Supplied data:
------------------------------
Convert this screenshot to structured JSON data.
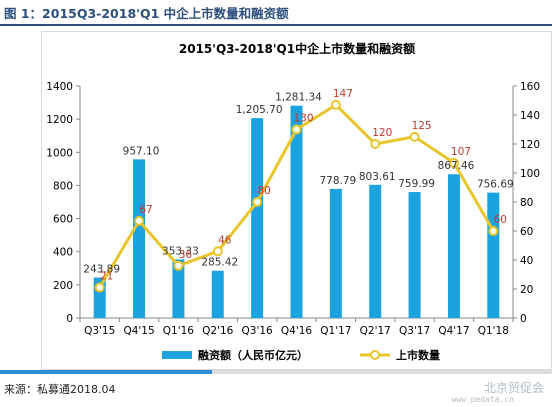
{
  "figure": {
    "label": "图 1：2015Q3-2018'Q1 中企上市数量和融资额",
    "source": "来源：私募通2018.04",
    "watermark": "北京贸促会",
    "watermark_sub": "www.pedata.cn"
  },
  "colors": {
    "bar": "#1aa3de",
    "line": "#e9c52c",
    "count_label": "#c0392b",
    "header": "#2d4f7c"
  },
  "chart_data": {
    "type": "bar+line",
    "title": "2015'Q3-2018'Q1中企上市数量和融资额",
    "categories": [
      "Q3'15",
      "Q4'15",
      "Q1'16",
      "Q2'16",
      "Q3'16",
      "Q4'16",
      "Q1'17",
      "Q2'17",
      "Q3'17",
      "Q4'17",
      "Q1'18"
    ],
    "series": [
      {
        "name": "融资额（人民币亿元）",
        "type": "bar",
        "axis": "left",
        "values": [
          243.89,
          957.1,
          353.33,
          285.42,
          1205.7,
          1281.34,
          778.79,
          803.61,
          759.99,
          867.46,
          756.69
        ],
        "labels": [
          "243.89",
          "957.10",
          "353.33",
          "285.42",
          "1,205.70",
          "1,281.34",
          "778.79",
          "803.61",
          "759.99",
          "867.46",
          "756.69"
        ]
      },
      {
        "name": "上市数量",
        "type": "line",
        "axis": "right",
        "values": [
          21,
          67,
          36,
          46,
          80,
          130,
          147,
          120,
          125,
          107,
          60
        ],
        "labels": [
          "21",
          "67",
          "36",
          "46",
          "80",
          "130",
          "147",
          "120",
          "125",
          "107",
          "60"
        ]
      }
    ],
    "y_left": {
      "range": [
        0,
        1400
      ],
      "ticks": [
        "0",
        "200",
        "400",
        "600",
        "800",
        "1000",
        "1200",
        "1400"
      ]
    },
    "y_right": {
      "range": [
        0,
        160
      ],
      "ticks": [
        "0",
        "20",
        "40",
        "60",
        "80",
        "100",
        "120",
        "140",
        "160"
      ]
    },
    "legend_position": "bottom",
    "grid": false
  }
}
------------------------------
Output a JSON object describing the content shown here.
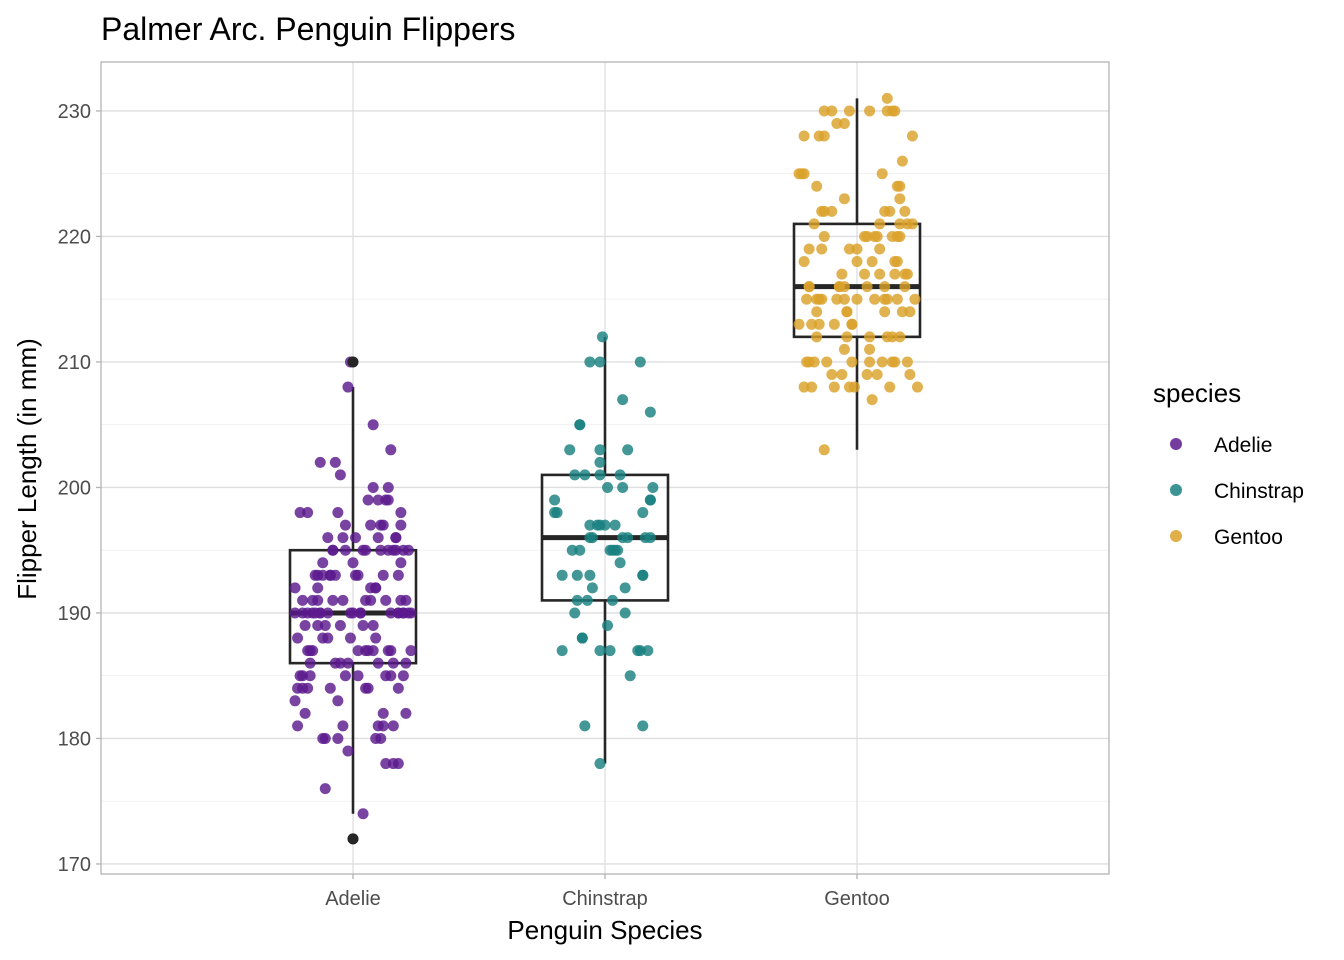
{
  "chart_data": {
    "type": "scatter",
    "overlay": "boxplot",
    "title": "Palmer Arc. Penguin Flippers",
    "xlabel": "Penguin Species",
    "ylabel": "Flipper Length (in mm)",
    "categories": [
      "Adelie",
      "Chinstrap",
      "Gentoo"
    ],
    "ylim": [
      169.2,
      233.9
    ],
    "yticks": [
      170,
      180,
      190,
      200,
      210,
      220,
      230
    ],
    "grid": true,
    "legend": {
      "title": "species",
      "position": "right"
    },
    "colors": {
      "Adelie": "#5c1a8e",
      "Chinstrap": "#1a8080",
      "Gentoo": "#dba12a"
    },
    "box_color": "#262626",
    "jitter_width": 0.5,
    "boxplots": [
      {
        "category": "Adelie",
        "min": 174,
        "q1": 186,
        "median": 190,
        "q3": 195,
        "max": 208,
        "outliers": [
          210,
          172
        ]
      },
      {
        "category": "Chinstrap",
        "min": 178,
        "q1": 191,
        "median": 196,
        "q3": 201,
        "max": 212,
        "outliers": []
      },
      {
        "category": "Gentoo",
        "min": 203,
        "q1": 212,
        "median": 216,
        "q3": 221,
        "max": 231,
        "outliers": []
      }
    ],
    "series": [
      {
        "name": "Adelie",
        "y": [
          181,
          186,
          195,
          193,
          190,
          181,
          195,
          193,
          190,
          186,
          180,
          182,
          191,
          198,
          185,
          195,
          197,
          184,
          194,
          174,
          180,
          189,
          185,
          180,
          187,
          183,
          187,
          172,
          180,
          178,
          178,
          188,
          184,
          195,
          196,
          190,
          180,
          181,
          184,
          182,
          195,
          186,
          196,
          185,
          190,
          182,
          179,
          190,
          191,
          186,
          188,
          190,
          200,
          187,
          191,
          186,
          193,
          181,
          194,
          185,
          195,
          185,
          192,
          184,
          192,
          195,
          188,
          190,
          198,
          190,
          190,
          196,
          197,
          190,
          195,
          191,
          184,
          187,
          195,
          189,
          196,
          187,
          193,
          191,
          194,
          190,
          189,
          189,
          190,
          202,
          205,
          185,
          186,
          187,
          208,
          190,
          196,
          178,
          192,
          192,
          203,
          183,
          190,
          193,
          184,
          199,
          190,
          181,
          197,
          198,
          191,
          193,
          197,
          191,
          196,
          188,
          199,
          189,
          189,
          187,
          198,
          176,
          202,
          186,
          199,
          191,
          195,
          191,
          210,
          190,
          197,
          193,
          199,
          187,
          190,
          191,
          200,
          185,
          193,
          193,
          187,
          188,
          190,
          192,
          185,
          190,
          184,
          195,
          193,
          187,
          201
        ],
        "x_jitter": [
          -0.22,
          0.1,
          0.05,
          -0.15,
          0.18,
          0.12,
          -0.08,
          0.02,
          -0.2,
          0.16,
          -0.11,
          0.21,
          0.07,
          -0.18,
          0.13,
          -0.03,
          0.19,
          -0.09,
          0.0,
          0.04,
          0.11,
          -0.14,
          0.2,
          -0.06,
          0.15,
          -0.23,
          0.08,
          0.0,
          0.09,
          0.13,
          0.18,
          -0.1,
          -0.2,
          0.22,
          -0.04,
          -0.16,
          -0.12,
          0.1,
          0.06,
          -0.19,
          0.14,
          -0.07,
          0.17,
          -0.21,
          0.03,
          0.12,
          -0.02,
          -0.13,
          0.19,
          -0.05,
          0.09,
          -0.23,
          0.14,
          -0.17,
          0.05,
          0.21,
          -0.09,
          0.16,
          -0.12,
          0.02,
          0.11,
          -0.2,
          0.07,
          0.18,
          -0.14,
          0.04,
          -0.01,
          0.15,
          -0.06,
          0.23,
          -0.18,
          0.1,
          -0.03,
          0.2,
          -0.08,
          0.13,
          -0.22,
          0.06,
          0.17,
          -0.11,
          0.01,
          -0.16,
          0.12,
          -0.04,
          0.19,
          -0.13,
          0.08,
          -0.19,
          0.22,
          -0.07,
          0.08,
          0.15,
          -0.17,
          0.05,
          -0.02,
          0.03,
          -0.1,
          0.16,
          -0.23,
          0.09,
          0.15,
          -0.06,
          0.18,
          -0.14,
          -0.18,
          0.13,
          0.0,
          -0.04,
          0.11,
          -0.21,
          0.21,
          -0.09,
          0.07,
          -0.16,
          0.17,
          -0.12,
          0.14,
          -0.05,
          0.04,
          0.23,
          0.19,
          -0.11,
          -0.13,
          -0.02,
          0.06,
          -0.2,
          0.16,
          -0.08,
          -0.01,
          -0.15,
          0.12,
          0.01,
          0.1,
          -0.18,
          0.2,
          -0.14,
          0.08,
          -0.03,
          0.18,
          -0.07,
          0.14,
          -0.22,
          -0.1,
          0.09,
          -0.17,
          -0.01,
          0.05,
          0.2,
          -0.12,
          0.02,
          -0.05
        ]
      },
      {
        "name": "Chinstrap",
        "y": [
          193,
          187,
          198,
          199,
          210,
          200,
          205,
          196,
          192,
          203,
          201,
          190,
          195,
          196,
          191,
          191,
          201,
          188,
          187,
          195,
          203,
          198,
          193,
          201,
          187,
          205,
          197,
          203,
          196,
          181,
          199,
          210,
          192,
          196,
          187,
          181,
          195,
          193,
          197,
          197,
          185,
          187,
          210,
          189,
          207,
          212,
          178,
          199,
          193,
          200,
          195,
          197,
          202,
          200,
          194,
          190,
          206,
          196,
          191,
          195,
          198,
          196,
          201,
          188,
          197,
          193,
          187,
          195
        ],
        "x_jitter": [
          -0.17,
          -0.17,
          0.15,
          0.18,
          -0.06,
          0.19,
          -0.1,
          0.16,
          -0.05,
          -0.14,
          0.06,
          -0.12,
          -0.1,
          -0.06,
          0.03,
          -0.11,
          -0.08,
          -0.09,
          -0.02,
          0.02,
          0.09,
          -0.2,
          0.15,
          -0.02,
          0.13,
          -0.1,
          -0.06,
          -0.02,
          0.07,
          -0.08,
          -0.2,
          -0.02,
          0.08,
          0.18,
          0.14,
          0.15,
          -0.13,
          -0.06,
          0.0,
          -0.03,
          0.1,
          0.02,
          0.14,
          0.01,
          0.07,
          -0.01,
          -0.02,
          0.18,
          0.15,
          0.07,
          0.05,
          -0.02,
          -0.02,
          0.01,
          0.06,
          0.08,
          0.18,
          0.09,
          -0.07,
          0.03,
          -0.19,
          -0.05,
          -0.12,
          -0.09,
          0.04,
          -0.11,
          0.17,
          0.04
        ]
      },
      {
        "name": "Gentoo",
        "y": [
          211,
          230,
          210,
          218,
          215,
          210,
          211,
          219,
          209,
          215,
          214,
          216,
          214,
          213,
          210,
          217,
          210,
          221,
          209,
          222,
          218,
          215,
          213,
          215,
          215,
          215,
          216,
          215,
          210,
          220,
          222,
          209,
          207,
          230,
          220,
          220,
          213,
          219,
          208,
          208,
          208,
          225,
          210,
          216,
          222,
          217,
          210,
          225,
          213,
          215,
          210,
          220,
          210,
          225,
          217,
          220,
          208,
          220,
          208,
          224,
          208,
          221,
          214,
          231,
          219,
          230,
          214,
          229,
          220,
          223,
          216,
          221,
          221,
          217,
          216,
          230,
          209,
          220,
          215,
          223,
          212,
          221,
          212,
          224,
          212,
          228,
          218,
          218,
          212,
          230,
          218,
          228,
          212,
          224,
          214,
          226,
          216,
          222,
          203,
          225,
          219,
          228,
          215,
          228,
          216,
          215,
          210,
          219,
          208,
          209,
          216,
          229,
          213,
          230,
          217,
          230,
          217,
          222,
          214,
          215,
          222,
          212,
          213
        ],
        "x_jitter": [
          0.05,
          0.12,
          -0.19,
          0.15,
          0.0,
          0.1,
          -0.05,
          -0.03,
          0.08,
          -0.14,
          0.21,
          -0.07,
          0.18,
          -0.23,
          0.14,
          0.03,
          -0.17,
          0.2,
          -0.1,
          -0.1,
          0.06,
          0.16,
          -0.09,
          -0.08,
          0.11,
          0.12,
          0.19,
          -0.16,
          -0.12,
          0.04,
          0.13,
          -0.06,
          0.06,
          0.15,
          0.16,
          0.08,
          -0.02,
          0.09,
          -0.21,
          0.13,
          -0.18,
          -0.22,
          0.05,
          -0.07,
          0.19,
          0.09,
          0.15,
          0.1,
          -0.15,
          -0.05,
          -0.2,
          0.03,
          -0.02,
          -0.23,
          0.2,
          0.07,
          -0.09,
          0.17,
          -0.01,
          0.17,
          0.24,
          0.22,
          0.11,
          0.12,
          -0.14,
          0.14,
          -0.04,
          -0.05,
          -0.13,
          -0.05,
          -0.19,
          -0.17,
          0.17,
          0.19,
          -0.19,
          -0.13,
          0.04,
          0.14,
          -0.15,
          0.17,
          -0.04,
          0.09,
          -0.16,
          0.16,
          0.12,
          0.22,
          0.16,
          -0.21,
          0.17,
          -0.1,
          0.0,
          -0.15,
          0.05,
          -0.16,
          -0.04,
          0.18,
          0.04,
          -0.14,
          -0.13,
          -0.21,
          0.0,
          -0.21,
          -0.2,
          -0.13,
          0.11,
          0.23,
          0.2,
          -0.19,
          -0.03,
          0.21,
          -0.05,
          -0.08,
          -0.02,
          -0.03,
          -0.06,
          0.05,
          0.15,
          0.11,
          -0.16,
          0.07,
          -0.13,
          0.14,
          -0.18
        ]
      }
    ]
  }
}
------------------------------
What you will do: Scan the material above. Extract every line in which the word "type" occurs.

Reply:
    "type": "bar+line",
        "type": "bar",
        "type": "line",
    "type": "scatter",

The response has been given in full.